Task instructions
Repeat the lines of the listing below exactly, starting at the line that contains "Read out every word on this page." and running through the last line, both included, and only those.

Input
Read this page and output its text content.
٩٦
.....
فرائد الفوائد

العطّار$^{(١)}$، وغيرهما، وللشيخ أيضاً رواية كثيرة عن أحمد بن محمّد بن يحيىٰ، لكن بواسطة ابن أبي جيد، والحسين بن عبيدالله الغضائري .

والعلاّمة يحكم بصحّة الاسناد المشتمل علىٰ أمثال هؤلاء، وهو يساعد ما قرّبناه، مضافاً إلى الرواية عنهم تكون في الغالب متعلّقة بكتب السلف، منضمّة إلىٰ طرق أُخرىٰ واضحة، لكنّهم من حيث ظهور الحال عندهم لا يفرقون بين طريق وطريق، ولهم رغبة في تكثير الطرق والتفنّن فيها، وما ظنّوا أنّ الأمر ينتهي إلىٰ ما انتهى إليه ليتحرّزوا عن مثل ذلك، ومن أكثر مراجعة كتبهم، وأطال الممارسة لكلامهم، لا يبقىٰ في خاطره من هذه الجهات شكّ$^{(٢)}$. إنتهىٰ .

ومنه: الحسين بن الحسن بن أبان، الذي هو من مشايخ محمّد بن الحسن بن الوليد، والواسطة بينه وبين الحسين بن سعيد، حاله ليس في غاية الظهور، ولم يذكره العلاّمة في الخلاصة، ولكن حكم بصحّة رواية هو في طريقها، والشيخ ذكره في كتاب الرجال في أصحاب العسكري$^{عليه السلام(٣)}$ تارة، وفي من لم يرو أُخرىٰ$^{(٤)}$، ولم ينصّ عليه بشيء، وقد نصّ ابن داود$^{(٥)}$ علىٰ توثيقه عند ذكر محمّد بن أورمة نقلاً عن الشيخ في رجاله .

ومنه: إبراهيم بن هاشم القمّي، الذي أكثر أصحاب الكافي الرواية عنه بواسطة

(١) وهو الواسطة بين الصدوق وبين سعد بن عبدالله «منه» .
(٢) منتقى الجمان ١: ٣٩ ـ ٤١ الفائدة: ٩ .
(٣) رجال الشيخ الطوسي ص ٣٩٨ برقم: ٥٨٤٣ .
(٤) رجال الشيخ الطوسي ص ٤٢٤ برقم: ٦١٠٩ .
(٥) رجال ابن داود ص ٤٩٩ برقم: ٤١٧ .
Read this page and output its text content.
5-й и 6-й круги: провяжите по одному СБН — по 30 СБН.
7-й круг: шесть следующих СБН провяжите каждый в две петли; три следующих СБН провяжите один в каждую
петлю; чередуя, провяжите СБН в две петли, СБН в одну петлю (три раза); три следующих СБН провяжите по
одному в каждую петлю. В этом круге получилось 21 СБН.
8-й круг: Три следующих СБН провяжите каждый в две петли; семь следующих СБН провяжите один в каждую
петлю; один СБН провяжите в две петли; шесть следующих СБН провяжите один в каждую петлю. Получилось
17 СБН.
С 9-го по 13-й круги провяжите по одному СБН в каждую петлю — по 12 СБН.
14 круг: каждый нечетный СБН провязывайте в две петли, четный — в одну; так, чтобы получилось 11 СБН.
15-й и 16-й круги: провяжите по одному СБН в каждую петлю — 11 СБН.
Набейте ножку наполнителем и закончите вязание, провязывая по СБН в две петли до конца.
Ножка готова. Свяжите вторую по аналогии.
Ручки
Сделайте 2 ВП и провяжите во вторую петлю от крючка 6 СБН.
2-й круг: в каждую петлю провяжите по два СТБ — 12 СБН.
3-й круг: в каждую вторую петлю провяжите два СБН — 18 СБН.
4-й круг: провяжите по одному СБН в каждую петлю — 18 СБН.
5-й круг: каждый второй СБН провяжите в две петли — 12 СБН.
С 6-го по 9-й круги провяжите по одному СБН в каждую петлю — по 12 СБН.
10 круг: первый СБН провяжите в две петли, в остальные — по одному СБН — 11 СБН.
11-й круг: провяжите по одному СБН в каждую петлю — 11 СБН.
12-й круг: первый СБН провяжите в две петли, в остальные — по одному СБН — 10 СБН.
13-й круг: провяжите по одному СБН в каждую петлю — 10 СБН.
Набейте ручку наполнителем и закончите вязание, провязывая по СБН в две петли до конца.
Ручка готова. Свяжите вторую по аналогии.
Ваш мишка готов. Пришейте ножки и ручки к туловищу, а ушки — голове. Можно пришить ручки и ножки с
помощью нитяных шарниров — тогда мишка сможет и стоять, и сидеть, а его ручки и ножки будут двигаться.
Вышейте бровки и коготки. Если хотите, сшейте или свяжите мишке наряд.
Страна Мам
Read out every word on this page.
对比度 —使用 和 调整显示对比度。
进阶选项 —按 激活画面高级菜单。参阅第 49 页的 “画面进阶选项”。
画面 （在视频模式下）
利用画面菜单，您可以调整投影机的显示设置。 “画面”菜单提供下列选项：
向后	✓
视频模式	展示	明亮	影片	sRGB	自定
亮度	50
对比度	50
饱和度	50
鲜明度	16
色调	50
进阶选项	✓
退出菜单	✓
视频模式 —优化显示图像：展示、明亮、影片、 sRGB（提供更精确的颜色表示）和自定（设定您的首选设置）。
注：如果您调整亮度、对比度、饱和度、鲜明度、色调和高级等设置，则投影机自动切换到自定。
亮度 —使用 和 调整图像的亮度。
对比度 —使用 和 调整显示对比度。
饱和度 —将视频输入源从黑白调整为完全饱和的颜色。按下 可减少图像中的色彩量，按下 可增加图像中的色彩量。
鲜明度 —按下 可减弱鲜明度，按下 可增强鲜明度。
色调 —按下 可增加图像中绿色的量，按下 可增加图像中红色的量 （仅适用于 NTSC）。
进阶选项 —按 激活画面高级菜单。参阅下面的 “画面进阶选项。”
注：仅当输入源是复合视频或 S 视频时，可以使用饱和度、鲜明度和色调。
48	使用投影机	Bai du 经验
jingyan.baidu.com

Exercise solution
Read out every word on this page.
对比度 —使用 和 调整显示对比度。
进阶选项 —按 激活画面高级菜单。参阅第 49 页的 “画面进阶选项”。
画面 （在视频模式下）
利用画面菜单，您可以调整投影机的显示设置。 “画面”菜单提供下列选项：
向后	✓
视频模式	展示	明亮	影片	sRGB	自定
亮度	50
对比度	50
饱和度	50
鲜明度	16
色调	50
进阶选项	✓
退出菜单	✓
视频模式 —优化显示图像：展示、明亮、影片、 sRGB（提供更精确的颜色表示）和自定（设定您的首选设置）。
注：如果您调整亮度、对比度、饱和度、鲜明度、色调和高级等设置，则投影机自动切换到自定。
亮度 —使用 和 调整图像的亮度。
对比度 —使用 和 调整显示对比度。
饱和度 —将视频输入源从黑白调整为完全饱和的颜色。按下 可减少图像中的色彩量，按下 可增加图像中的色彩量。
鲜明度 —按下 可减弱鲜明度，按下 可增强鲜明度。
色调 —按下 可增加图像中绿色的量，按下 可增加图像中红色的量 （仅适用于 NTSC）。
进阶选项 —按 激活画面高级菜单。参阅下面的 “画面进阶选项。”
注：仅当输入源是复合视频或 S 视频时，可以使用饱和度、鲜明度和色调。
48	使用投影机	Bai du 经验
jingyan.baidu.com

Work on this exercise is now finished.